- [Short task 1]: Give the listing again from its first line through the line containing "y-tick-label: 10−6 [99, 1015, 171, 1056]", swapping "legend-label" for "legend-entry" and leaving everything else the same.

- [Provided text]:
PREDICTION 1. Twitter goes mainstream

My position on Twitter altered significantly over 2008 (look back through my posts to see me commenting on its possible demise earlier that year!) and I ended 2009 wondering if it needs to make money at all. Maybe Twitter is, I pondered, a possible new Open Source 'transport' upon which vendors could build applications to enable it to be used for specific aims, such as marketing communications, customer support or even, God forbid, mass mailing? Could Twitter be E-mail Lite?

I predicted more people and companies would be adding Twitter to their Facebook accounts and blogs to enable quick and easy commenting, as well as other utilisations akin to how we use SMS on mobile phones and used to use IM instead of send e-mails. I also guessed that it would continue to reign over any possible competitor.

ASSESSMENT: I was pretty accurate! It's a moot point as to whether Twitter has yet made the mainstream -- if you only watched or listened to the BBC this year then you'd think so, but in spite of user numbers rocketing from 6 million last year to 47 million this, it is not ubiquitous yet. As more and more people move to smartphones with Twitter clients built in though, might it be right on the verge of making the leap to essential?

Those that are using it have matured their view of what they perceive it can do. Many companies are using it to improve their customer service levels and my own company launched a Twitter Sales Leads tool this month to help small companies identify users tweeting a need for what they offer. The commercial and service aspects of Twitter are much more apparent to all. Gone are the days when people tweeted what they had for breakfast!

Twitter hasn't yet gone Open Source though, with a public offering of stock a more likely outcome to help investors see a return on the many tens of millions Biz Stone and his execs raised over the year. But what about revenue, I hear you shout! Wait for early 2010 when it's widely expected Twitter will introduce paid-for business account to supplement the free accounts that exist today.

- [Data for the task]:
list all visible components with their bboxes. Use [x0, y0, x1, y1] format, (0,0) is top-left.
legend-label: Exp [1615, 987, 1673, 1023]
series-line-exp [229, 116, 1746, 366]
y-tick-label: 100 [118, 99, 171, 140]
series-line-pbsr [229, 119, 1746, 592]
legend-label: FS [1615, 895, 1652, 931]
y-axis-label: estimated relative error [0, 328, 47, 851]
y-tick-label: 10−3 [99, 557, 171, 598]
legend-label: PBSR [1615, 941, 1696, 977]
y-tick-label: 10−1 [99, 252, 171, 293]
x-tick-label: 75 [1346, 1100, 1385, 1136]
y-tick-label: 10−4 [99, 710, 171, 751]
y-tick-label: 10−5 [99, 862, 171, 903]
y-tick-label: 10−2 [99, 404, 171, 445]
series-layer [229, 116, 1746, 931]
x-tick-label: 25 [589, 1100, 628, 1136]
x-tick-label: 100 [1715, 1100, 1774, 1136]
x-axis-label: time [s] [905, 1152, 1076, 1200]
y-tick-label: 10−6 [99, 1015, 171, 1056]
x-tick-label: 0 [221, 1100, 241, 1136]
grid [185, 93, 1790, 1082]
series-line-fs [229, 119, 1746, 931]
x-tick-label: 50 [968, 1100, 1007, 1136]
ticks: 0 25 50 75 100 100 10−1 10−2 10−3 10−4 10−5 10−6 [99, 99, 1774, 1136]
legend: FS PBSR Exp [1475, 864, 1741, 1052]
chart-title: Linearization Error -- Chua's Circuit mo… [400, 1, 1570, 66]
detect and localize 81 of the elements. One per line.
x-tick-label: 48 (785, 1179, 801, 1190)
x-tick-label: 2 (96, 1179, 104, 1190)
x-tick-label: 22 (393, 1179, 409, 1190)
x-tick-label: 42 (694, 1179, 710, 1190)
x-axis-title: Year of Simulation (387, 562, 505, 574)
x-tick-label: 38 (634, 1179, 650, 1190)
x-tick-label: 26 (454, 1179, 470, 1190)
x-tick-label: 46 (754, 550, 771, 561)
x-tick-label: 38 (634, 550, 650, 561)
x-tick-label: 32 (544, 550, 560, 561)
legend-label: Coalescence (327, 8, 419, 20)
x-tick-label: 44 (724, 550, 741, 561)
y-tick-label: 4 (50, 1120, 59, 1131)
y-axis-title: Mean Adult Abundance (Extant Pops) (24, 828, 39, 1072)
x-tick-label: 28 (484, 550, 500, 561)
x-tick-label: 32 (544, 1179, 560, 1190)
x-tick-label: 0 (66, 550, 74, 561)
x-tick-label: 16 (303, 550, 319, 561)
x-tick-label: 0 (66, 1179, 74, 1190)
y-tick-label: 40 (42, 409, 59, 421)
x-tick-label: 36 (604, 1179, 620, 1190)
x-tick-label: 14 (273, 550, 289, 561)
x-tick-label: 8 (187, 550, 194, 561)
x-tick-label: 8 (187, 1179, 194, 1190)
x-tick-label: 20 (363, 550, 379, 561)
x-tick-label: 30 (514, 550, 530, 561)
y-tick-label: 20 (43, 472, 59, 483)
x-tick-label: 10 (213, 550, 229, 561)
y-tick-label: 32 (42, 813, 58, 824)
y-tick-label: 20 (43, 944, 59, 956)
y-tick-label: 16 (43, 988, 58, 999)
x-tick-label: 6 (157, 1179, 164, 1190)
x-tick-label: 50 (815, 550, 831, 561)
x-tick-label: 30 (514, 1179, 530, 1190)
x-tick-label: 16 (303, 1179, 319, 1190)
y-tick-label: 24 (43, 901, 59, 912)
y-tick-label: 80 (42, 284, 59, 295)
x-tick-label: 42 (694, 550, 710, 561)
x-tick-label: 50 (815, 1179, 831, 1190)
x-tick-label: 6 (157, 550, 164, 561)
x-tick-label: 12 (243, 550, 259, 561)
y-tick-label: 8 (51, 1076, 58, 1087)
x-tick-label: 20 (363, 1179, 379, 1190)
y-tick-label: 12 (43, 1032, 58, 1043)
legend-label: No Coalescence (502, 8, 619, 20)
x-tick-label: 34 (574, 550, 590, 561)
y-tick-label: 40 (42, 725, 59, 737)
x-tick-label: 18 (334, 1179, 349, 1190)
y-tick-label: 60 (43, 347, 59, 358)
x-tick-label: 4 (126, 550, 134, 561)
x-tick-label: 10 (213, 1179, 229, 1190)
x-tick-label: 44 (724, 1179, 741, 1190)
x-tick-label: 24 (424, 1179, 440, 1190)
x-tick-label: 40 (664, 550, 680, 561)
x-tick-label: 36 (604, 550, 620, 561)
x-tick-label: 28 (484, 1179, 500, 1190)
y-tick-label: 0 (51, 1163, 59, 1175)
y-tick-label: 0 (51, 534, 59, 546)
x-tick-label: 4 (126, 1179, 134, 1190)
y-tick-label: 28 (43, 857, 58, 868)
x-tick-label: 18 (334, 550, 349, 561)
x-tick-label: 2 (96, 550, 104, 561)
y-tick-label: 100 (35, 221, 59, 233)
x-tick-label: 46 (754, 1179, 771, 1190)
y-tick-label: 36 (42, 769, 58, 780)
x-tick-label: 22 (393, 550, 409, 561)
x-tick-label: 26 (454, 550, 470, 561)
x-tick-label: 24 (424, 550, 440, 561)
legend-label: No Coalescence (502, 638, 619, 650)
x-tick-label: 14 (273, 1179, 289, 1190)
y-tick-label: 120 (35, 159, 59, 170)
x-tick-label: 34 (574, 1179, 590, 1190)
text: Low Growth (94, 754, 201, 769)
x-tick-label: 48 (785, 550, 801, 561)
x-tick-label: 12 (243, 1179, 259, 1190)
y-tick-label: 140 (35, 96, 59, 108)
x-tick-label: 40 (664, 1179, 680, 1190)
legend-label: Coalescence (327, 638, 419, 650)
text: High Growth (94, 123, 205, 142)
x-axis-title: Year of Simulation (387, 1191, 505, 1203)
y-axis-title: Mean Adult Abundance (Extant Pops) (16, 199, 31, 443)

- [Short task 2]: Transcribe the passage of the Twitter prediction post starting with "ASSESSMENT: I was" and going on through "had for breakfast!".

- [Answer 1]:
list all visible components with their bboxes. Use [x0, y0, x1, y1] format, (0,0) is top-left.
legend-entry: Exp [1615, 987, 1673, 1023]
series-line-exp [229, 116, 1746, 366]
y-tick-label: 100 [118, 99, 171, 140]
series-line-pbsr [229, 119, 1746, 592]
legend-entry: FS [1615, 895, 1652, 931]
y-axis-label: estimated relative error [0, 328, 47, 851]
y-tick-label: 10−3 [99, 557, 171, 598]
legend-entry: PBSR [1615, 941, 1696, 977]
y-tick-label: 10−1 [99, 252, 171, 293]
x-tick-label: 75 [1346, 1100, 1385, 1136]
y-tick-label: 10−4 [99, 710, 171, 751]
y-tick-label: 10−5 [99, 862, 171, 903]
y-tick-label: 10−2 [99, 404, 171, 445]
series-layer [229, 116, 1746, 931]
x-tick-label: 25 [589, 1100, 628, 1136]
x-tick-label: 100 [1715, 1100, 1774, 1136]
x-axis-label: time [s] [905, 1152, 1076, 1200]
y-tick-label: 10−6 [99, 1015, 171, 1056]

- [Answer 2]:
ASSESSMENT: I was pretty accurate! It's a moot point as to whether Twitter has yet made the mainstream -- if you only watched or listened to the BBC this year then you'd think so, but in spite of user numbers rocketing from 6 million last year to 47 million this, it is not ubiquitous yet. As more and more people move to smartphones with Twitter clients built in though, might it be right on the verge of making the leap to essential?

Those that are using it have matured their view of what they perceive it can do. Many companies are using it to improve their customer service levels and my own company launched a Twitter Sales Leads tool this month to help small companies identify users tweeting a need for what they offer. The commercial and service aspects of Twitter are much more apparent to all. Gone are the days when people tweeted what they had for breakfast!